Exercise directions >> Reproduce each line of the material precisely.

Source data >>

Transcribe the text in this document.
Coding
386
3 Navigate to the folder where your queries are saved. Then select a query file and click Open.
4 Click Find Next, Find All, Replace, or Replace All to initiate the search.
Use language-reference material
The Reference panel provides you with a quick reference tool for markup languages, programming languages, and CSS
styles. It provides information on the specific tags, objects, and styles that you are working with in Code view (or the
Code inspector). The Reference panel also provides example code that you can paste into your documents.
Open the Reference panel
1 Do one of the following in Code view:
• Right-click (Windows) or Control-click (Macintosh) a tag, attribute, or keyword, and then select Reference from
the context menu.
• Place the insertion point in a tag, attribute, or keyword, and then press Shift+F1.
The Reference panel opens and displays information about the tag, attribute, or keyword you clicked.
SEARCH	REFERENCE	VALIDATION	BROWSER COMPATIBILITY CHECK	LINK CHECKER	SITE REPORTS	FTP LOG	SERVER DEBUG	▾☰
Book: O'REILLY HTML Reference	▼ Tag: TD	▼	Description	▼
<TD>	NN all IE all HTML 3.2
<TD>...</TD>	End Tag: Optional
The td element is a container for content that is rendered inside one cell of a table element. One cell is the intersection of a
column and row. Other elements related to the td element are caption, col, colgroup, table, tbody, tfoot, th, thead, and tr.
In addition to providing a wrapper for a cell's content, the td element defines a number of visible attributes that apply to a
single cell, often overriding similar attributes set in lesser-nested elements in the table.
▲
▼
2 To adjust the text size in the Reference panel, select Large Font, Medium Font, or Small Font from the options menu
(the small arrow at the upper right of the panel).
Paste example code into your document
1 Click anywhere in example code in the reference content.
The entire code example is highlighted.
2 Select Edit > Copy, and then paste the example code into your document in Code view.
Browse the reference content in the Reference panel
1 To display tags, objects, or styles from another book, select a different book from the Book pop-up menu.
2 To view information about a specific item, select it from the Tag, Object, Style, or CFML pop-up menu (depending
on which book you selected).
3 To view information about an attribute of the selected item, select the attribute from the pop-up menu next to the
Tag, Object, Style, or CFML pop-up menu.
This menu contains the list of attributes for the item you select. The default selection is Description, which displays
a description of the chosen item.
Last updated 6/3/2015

Result of the task >>
Transcribe the text in this document.
Coding
386
3 Navigate to the folder where your queries are saved. Then select a query file and click Open.
4 Click Find Next, Find All, Replace, or Replace All to initiate the search.
Use language-reference material
The Reference panel provides you with a quick reference tool for markup languages, programming languages, and CSS
styles. It provides information on the specific tags, objects, and styles that you are working with in Code view (or the
Code inspector). The Reference panel also provides example code that you can paste into your documents.
Open the Reference panel
1 Do one of the following in Code view:
• Right-click (Windows) or Control-click (Macintosh) a tag, attribute, or keyword, and then select Reference from
the context menu.
• Place the insertion point in a tag, attribute, or keyword, and then press Shift+F1.
The Reference panel opens and displays information about the tag, attribute, or keyword you clicked.
SEARCH	REFERENCE	VALIDATION	BROWSER COMPATIBILITY CHECK	LINK CHECKER	SITE REPORTS	FTP LOG	SERVER DEBUG	▾☰
Book: O'REILLY HTML Reference	▼ Tag: TD	▼	Description	▼
<TD>	NN all IE all HTML 3.2
<TD>...</TD>	End Tag: Optional
The td element is a container for content that is rendered inside one cell of a table element. One cell is the intersection of a
column and row. Other elements related to the td element are caption, col, colgroup, table, tbody, tfoot, th, thead, and tr.
In addition to providing a wrapper for a cell's content, the td element defines a number of visible attributes that apply to a
single cell, often overriding similar attributes set in lesser-nested elements in the table.
▲
▼
2 To adjust the text size in the Reference panel, select Large Font, Medium Font, or Small Font from the options menu
(the small arrow at the upper right of the panel).
Paste example code into your document
1 Click anywhere in example code in the reference content.
The entire code example is highlighted.
2 Select Edit > Copy, and then paste the example code into your document in Code view.
Browse the reference content in the Reference panel
1 To display tags, objects, or styles from another book, select a different book from the Book pop-up menu.
2 To view information about a specific item, select it from the Tag, Object, Style, or CFML pop-up menu (depending
on which book you selected).
3 To view information about an attribute of the selected item, select the attribute from the pop-up menu next to the
Tag, Object, Style, or CFML pop-up menu.
This menu contains the list of attributes for the item you select. The default selection is Description, which displays
a description of the chosen item.
Last updated 6/3/2015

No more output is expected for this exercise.